What the exercise asks
Extract each line of the data and write it out again exactly.

───

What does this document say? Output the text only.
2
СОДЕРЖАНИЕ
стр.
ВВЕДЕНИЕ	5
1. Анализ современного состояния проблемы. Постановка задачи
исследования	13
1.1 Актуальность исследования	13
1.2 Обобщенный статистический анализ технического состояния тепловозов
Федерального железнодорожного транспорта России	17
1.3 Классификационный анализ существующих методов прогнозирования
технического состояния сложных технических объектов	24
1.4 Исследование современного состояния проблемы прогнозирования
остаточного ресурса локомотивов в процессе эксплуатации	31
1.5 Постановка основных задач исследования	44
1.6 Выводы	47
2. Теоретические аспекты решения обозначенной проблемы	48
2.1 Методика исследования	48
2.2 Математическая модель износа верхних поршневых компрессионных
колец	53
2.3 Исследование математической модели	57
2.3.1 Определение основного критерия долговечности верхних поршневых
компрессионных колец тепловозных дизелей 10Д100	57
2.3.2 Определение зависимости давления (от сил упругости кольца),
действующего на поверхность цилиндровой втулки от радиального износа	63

───

Result for this task
What does this document say? Output the text only.
2
СОДЕРЖАНИЕ
стр.
ВВЕДЕНИЕ	5
1. Анализ современного состояния проблемы. Постановка задачи
исследования	13
1.1 Актуальность исследования	13
1.2 Обобщенный статистический анализ технического состояния тепловозов
Федерального железнодорожного транспорта России	17
1.3 Классификационный анализ существующих методов прогнозирования
технического состояния сложных технических объектов	24
1.4 Исследование современного состояния проблемы прогнозирования
остаточного ресурса локомотивов в процессе эксплуатации	31
1.5 Постановка основных задач исследования	44
1.6 Выводы	47
2. Теоретические аспекты решения обозначенной проблемы	48
2.1 Методика исследования	48
2.2 Математическая модель износа верхних поршневых компрессионных
колец	53
2.3 Исследование математической модели	57
2.3.1 Определение основного критерия долговечности верхних поршневых
компрессионных колец тепловозных дизелей 10Д100	57
2.3.2 Определение зависимости давления (от сил упругости кольца),
действующего на поверхность цилиндровой втулки от радиального износа	63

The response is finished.